::: Stored data

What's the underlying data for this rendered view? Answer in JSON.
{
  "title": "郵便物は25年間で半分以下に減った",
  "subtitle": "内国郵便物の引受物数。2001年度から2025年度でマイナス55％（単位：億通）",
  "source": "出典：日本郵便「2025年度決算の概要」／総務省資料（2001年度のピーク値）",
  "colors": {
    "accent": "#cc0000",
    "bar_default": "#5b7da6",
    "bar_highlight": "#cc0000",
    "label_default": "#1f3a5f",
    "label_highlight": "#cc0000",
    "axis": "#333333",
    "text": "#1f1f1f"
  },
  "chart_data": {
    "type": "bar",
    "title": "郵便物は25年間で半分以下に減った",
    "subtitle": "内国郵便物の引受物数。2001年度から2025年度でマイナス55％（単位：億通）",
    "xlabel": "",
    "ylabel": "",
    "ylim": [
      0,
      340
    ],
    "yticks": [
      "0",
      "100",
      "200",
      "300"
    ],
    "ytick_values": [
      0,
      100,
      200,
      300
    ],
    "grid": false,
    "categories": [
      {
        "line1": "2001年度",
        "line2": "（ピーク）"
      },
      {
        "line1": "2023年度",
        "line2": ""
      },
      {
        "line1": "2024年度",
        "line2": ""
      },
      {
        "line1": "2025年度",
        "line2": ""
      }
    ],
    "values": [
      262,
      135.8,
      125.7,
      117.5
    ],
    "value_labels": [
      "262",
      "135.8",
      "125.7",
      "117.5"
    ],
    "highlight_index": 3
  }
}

::::::

◆ Exercise description
Write out every entry exactly as given.

◆ Result of the task
What's the underlying data for this rendered view? Answer in JSON.
{
  "title": "郵便物は25年間で半分以下に減った",
  "subtitle": "内国郵便物の引受物数。2001年度から2025年度でマイナス55％（単位：億通）",
  "source": "出典：日本郵便「2025年度決算の概要」／総務省資料（2001年度のピーク値）",
  "colors": {
    "accent": "#cc0000",
    "bar_default": "#5b7da6",
    "bar_highlight": "#cc0000",
    "label_default": "#1f3a5f",
    "label_highlight": "#cc0000",
    "axis": "#333333",
    "text": "#1f1f1f"
  },
  "chart_data": {
    "type": "bar",
    "title": "郵便物は25年間で半分以下に減った",
    "subtitle": "内国郵便物の引受物数。2001年度から2025年度でマイナス55％（単位：億通）",
    "xlabel": "",
    "ylabel": "",
    "ylim": [
      0,
      340
    ],
    "yticks": [
      "0",
      "100",
      "200",
      "300"
    ],
    "ytick_values": [
      0,
      100,
      200,
      300
    ],
    "grid": false,
    "categories": [
      {
        "line1": "2001年度",
        "line2": "（ピーク）"
      },
      {
        "line1": "2023年度",
        "line2": ""
      },
      {
        "line1": "2024年度",
        "line2": ""
      },
      {
        "line1": "2025年度",
        "line2": ""
      }
    ],
    "values": [
      262,
      135.8,
      125.7,
      117.5
    ],
    "value_labels": [
      "262",
      "135.8",
      "125.7",
      "117.5"
    ],
    "highlight_index": 3
  }
}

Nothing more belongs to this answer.